Restate the entries below word for word, omitting nothing.

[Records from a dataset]

■ ■ ■

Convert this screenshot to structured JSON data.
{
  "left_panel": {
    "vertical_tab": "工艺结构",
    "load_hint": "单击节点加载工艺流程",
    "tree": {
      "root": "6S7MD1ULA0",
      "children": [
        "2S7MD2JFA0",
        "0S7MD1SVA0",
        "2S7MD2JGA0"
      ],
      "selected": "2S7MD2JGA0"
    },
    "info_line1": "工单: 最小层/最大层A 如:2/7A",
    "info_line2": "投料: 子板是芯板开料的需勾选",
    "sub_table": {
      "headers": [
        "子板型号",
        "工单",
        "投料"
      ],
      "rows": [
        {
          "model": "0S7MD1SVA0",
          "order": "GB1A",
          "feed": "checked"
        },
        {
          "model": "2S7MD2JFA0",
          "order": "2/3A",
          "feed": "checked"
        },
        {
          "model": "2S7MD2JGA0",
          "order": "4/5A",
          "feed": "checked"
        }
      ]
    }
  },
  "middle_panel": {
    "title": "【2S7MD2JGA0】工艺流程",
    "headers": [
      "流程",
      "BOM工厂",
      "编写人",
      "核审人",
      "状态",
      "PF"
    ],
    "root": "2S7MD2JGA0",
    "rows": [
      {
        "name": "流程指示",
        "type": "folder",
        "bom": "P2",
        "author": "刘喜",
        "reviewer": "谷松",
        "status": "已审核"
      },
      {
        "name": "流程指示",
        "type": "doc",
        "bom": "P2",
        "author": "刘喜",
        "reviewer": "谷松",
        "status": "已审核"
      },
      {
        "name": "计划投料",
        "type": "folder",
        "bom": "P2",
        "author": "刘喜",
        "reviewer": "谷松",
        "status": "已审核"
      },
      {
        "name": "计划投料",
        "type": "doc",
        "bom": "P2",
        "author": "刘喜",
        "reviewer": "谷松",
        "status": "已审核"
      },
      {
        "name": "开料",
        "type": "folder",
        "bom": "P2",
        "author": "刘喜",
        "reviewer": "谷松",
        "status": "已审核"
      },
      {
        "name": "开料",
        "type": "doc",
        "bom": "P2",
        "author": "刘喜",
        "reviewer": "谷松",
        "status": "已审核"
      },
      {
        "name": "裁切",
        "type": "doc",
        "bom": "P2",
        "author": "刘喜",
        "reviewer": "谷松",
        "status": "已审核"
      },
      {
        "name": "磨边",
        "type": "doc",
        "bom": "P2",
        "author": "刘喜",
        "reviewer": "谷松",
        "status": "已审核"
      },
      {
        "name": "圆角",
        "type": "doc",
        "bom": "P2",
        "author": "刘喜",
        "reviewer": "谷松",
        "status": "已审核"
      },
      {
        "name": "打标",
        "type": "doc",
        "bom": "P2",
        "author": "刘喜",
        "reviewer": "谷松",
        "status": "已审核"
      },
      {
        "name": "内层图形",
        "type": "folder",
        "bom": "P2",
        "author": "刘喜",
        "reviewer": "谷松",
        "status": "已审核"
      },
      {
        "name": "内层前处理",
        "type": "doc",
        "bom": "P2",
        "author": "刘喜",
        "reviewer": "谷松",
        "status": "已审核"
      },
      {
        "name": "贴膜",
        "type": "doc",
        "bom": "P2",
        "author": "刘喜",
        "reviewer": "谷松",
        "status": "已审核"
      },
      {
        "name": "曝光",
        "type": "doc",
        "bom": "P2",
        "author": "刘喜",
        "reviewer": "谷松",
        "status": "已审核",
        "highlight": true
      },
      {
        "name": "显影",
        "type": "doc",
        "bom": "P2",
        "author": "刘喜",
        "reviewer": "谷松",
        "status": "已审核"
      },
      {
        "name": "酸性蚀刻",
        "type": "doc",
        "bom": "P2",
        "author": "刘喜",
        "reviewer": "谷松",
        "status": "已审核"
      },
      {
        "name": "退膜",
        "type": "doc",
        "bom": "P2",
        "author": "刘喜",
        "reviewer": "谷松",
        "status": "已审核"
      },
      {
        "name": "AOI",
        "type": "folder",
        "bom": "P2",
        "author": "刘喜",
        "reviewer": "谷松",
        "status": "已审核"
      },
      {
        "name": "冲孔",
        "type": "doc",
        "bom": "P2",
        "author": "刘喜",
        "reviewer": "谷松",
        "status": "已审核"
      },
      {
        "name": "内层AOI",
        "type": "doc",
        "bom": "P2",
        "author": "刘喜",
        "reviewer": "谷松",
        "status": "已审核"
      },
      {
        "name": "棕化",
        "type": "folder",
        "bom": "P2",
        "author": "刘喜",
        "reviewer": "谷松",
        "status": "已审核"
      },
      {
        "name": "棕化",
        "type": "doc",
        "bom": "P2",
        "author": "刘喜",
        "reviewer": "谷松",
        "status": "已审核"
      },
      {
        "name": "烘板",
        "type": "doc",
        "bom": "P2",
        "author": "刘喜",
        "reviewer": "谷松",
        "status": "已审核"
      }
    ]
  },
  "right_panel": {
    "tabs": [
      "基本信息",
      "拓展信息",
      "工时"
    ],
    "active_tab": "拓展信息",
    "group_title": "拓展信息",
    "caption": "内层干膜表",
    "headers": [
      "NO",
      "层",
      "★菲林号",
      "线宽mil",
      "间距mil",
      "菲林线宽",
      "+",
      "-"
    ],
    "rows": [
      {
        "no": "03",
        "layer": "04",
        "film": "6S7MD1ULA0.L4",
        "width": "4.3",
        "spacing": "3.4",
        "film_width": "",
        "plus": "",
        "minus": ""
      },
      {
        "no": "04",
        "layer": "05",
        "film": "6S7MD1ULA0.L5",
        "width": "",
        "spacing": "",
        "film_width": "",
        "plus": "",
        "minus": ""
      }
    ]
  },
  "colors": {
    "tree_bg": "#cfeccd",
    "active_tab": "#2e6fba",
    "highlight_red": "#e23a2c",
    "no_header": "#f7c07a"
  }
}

■ ■ ■

__EXERCISE SOLUTION__.
Convert this screenshot to structured JSON data.
{
  "left_panel": {
    "vertical_tab": "工艺结构",
    "load_hint": "单击节点加载工艺流程",
    "tree": {
      "root": "6S7MD1ULA0",
      "children": [
        "2S7MD2JFA0",
        "0S7MD1SVA0",
        "2S7MD2JGA0"
      ],
      "selected": "2S7MD2JGA0"
    },
    "info_line1": "工单: 最小层/最大层A 如:2/7A",
    "info_line2": "投料: 子板是芯板开料的需勾选",
    "sub_table": {
      "headers": [
        "子板型号",
        "工单",
        "投料"
      ],
      "rows": [
        {
          "model": "0S7MD1SVA0",
          "order": "GB1A",
          "feed": "checked"
        },
        {
          "model": "2S7MD2JFA0",
          "order": "2/3A",
          "feed": "checked"
        },
        {
          "model": "2S7MD2JGA0",
          "order": "4/5A",
          "feed": "checked"
        }
      ]
    }
  },
  "middle_panel": {
    "title": "【2S7MD2JGA0】工艺流程",
    "headers": [
      "流程",
      "BOM工厂",
      "编写人",
      "核审人",
      "状态",
      "PF"
    ],
    "root": "2S7MD2JGA0",
    "rows": [
      {
        "name": "流程指示",
        "type": "folder",
        "bom": "P2",
        "author": "刘喜",
        "reviewer": "谷松",
        "status": "已审核"
      },
      {
        "name": "流程指示",
        "type": "doc",
        "bom": "P2",
        "author": "刘喜",
        "reviewer": "谷松",
        "status": "已审核"
      },
      {
        "name": "计划投料",
        "type": "folder",
        "bom": "P2",
        "author": "刘喜",
        "reviewer": "谷松",
        "status": "已审核"
      },
      {
        "name": "计划投料",
        "type": "doc",
        "bom": "P2",
        "author": "刘喜",
        "reviewer": "谷松",
        "status": "已审核"
      },
      {
        "name": "开料",
        "type": "folder",
        "bom": "P2",
        "author": "刘喜",
        "reviewer": "谷松",
        "status": "已审核"
      },
      {
        "name": "开料",
        "type": "doc",
        "bom": "P2",
        "author": "刘喜",
        "reviewer": "谷松",
        "status": "已审核"
      },
      {
        "name": "裁切",
        "type": "doc",
        "bom": "P2",
        "author": "刘喜",
        "reviewer": "谷松",
        "status": "已审核"
      },
      {
        "name": "磨边",
        "type": "doc",
        "bom": "P2",
        "author": "刘喜",
        "reviewer": "谷松",
        "status": "已审核"
      },
      {
        "name": "圆角",
        "type": "doc",
        "bom": "P2",
        "author": "刘喜",
        "reviewer": "谷松",
        "status": "已审核"
      },
      {
        "name": "打标",
        "type": "doc",
        "bom": "P2",
        "author": "刘喜",
        "reviewer": "谷松",
        "status": "已审核"
      },
      {
        "name": "内层图形",
        "type": "folder",
        "bom": "P2",
        "author": "刘喜",
        "reviewer": "谷松",
        "status": "已审核"
      },
      {
        "name": "内层前处理",
        "type": "doc",
        "bom": "P2",
        "author": "刘喜",
        "reviewer": "谷松",
        "status": "已审核"
      },
      {
        "name": "贴膜",
        "type": "doc",
        "bom": "P2",
        "author": "刘喜",
        "reviewer": "谷松",
        "status": "已审核"
      },
      {
        "name": "曝光",
        "type": "doc",
        "bom": "P2",
        "author": "刘喜",
        "reviewer": "谷松",
        "status": "已审核",
        "highlight": true
      },
      {
        "name": "显影",
        "type": "doc",
        "bom": "P2",
        "author": "刘喜",
        "reviewer": "谷松",
        "status": "已审核"
      },
      {
        "name": "酸性蚀刻",
        "type": "doc",
        "bom": "P2",
        "author": "刘喜",
        "reviewer": "谷松",
        "status": "已审核"
      },
      {
        "name": "退膜",
        "type": "doc",
        "bom": "P2",
        "author": "刘喜",
        "reviewer": "谷松",
        "status": "已审核"
      },
      {
        "name": "AOI",
        "type": "folder",
        "bom": "P2",
        "author": "刘喜",
        "reviewer": "谷松",
        "status": "已审核"
      },
      {
        "name": "冲孔",
        "type": "doc",
        "bom": "P2",
        "author": "刘喜",
        "reviewer": "谷松",
        "status": "已审核"
      },
      {
        "name": "内层AOI",
        "type": "doc",
        "bom": "P2",
        "author": "刘喜",
        "reviewer": "谷松",
        "status": "已审核"
      },
      {
        "name": "棕化",
        "type": "folder",
        "bom": "P2",
        "author": "刘喜",
        "reviewer": "谷松",
        "status": "已审核"
      },
      {
        "name": "棕化",
        "type": "doc",
        "bom": "P2",
        "author": "刘喜",
        "reviewer": "谷松",
        "status": "已审核"
      },
      {
        "name": "烘板",
        "type": "doc",
        "bom": "P2",
        "author": "刘喜",
        "reviewer": "谷松",
        "status": "已审核"
      }
    ]
  },
  "right_panel": {
    "tabs": [
      "基本信息",
      "拓展信息",
      "工时"
    ],
    "active_tab": "拓展信息",
    "group_title": "拓展信息",
    "caption": "内层干膜表",
    "headers": [
      "NO",
      "层",
      "★菲林号",
      "线宽mil",
      "间距mil",
      "菲林线宽",
      "+",
      "-"
    ],
    "rows": [
      {
        "no": "03",
        "layer": "04",
        "film": "6S7MD1ULA0.L4",
        "width": "4.3",
        "spacing": "3.4",
        "film_width": "",
        "plus": "",
        "minus": ""
      },
      {
        "no": "04",
        "layer": "05",
        "film": "6S7MD1ULA0.L5",
        "width": "",
        "spacing": "",
        "film_width": "",
        "plus": "",
        "minus": ""
      }
    ]
  },
  "colors": {
    "tree_bg": "#cfeccd",
    "active_tab": "#2e6fba",
    "highlight_red": "#e23a2c",
    "no_header": "#f7c07a"
  }
}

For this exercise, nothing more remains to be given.